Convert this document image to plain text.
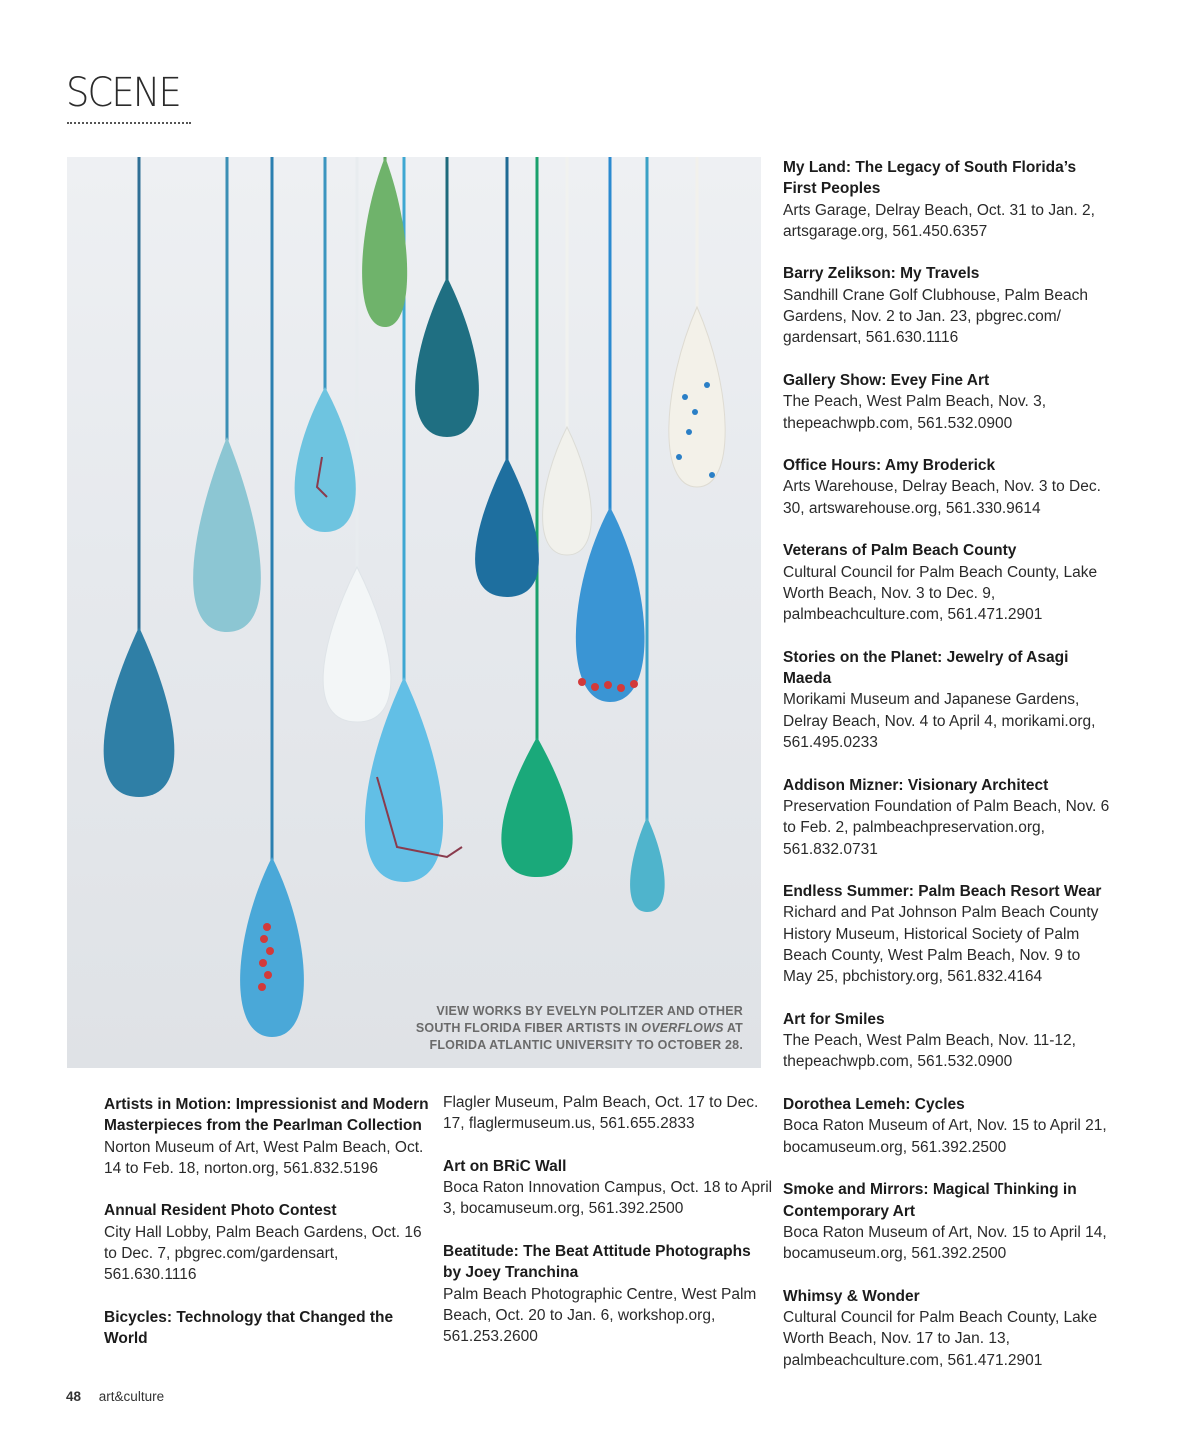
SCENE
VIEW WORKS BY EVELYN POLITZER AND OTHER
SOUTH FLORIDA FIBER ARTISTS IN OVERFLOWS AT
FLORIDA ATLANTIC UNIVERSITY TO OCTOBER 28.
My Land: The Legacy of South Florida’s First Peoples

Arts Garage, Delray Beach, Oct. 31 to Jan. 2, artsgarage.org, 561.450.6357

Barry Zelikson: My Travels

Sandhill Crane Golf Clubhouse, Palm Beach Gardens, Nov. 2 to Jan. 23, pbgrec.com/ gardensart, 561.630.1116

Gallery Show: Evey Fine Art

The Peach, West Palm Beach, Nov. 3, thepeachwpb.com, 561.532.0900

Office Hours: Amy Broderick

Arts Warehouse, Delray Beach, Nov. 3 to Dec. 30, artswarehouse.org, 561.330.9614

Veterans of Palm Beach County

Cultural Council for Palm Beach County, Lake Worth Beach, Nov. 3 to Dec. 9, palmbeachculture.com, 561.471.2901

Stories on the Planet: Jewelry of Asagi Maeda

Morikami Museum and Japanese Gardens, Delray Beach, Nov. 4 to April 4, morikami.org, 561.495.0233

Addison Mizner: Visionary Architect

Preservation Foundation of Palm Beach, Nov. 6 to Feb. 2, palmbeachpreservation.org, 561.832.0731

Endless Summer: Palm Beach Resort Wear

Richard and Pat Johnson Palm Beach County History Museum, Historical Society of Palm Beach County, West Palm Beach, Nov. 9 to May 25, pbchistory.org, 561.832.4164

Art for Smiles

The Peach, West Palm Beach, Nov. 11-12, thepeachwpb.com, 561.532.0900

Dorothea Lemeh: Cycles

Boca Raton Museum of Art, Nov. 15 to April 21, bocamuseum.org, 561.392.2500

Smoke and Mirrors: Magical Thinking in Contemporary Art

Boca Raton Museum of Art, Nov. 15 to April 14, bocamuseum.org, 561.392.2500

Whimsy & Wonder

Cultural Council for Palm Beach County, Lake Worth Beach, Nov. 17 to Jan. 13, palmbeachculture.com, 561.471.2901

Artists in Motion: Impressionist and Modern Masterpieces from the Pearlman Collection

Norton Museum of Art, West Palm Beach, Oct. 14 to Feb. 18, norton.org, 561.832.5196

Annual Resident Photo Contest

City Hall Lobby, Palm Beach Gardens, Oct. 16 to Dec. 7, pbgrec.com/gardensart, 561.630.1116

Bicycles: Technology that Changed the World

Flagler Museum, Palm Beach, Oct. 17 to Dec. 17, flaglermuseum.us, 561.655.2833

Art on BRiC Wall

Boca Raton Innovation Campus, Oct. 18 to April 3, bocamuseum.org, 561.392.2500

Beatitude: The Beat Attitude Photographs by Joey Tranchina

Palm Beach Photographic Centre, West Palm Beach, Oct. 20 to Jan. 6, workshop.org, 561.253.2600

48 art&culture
+++
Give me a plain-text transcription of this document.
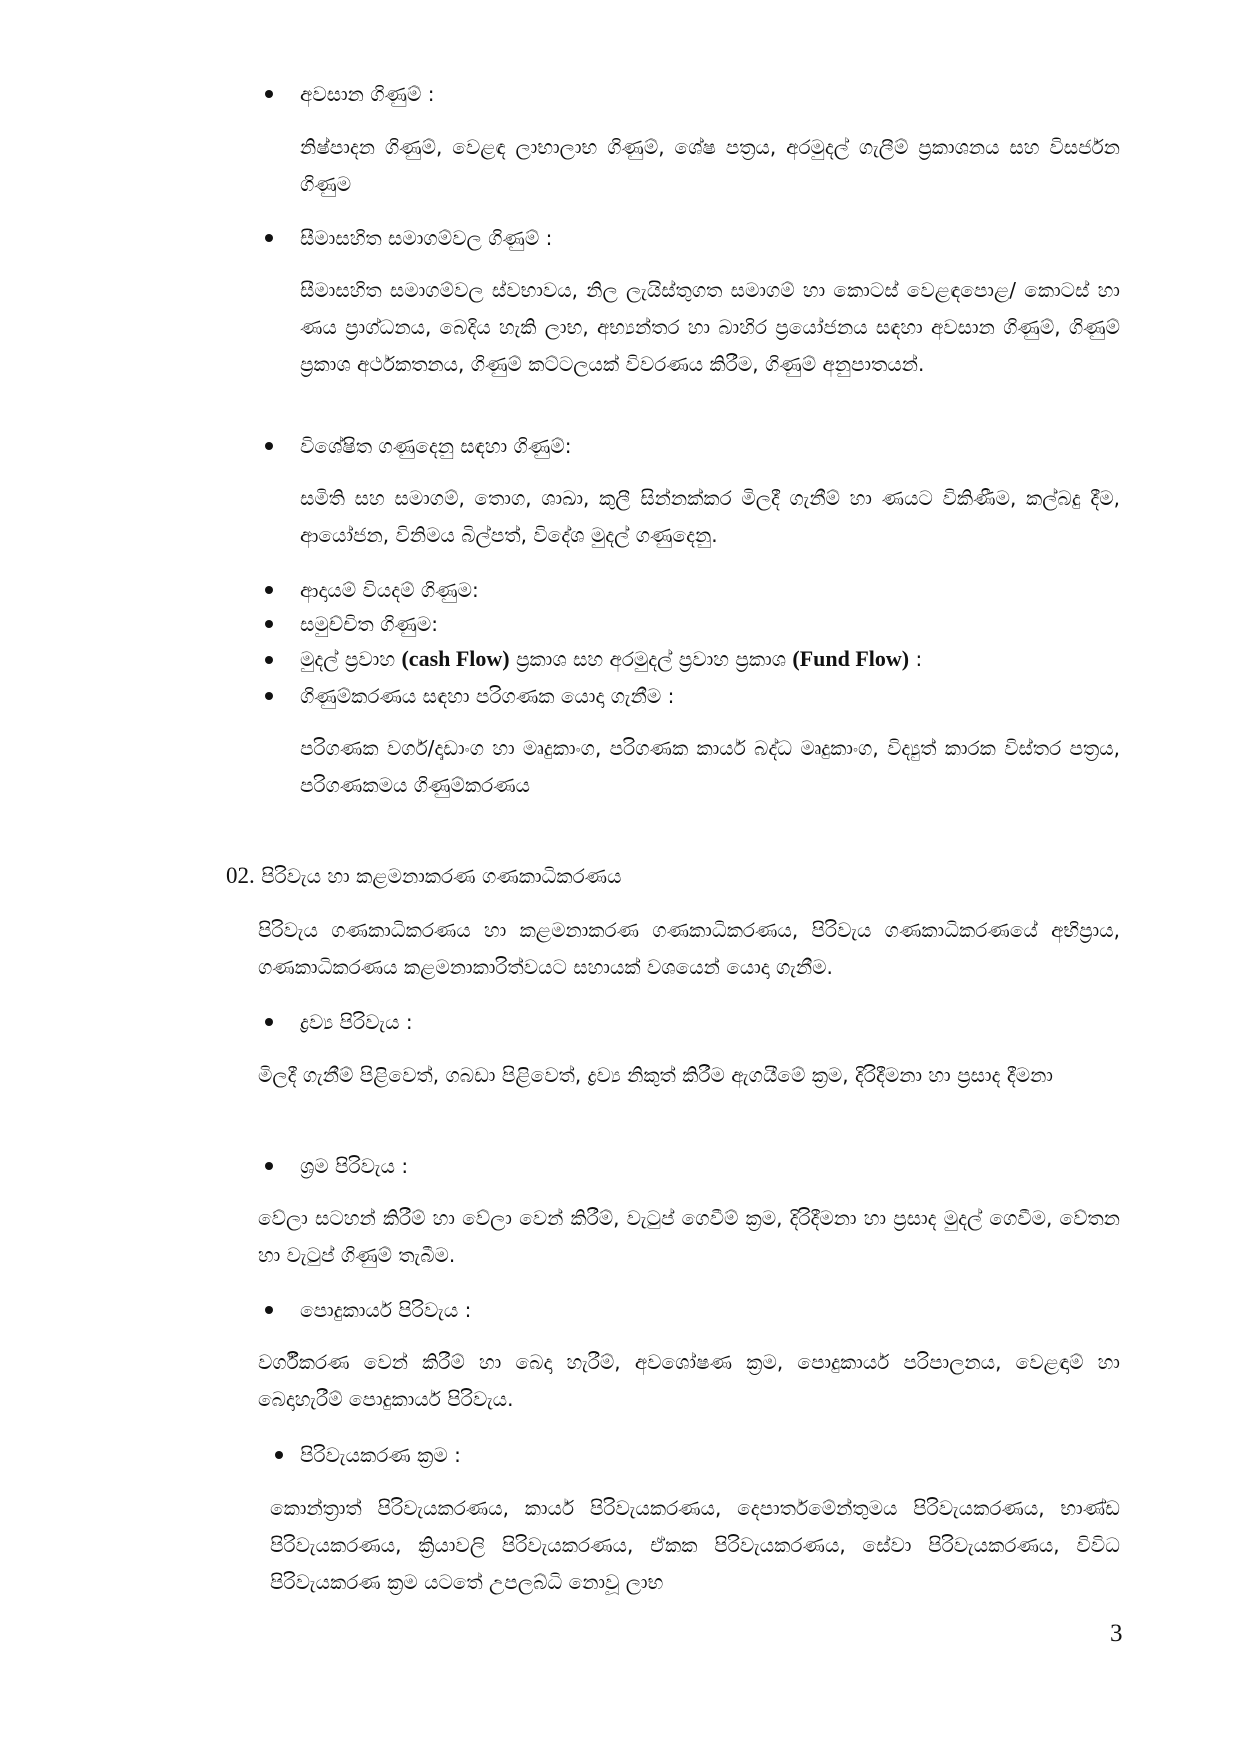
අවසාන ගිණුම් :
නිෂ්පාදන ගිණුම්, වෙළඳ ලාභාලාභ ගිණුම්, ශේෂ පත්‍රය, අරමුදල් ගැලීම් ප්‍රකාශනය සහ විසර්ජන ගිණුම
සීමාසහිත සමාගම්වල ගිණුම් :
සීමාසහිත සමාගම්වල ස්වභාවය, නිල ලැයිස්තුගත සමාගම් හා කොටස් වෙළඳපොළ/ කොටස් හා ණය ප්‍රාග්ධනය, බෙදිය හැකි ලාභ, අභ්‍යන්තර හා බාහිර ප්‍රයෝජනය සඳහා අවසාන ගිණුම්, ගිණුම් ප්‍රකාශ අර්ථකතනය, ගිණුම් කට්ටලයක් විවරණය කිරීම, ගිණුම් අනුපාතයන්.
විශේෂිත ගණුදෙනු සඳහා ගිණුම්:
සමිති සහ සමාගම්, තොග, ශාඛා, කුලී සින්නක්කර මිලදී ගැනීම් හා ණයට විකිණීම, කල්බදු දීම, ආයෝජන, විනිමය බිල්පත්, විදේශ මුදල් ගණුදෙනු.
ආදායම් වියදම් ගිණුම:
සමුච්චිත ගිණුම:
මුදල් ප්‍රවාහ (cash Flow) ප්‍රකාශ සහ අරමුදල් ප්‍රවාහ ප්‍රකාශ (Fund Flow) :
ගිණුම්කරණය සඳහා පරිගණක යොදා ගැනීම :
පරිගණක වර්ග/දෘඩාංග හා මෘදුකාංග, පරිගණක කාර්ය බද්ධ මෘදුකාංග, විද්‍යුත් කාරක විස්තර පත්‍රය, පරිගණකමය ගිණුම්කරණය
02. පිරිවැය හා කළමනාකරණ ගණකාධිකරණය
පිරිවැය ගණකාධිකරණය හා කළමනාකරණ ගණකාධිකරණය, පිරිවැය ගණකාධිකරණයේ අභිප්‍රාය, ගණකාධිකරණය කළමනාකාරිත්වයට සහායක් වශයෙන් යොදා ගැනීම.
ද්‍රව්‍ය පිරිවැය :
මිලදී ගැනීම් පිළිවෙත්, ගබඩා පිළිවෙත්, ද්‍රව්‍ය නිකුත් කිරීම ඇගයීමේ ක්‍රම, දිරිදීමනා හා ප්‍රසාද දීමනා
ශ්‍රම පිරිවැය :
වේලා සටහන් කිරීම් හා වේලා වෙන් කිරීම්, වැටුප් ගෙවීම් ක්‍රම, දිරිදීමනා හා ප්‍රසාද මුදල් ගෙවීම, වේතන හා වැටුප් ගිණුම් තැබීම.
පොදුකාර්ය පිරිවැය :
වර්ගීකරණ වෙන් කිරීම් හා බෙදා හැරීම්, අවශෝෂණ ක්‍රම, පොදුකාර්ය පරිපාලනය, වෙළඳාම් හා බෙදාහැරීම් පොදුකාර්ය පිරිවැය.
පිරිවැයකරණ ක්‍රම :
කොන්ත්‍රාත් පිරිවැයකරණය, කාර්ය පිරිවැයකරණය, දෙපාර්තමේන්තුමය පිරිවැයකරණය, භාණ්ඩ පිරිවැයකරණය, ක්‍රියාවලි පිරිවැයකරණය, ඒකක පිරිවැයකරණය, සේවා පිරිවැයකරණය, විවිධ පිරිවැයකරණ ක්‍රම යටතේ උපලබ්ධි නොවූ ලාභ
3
+++
What you will do: Where a line holds the string "palmbeachculture", copy that line.

Response:
Cultural Council for Palm Beach County, Lake Worth Beach, Nov. 3 to Dec. 9, palmbeachculture.com, 561.471.2901
Cultural Council for Palm Beach County, Lake Worth Beach, Nov. 17 to Jan. 13, palmbeachculture.com, 561.471.2901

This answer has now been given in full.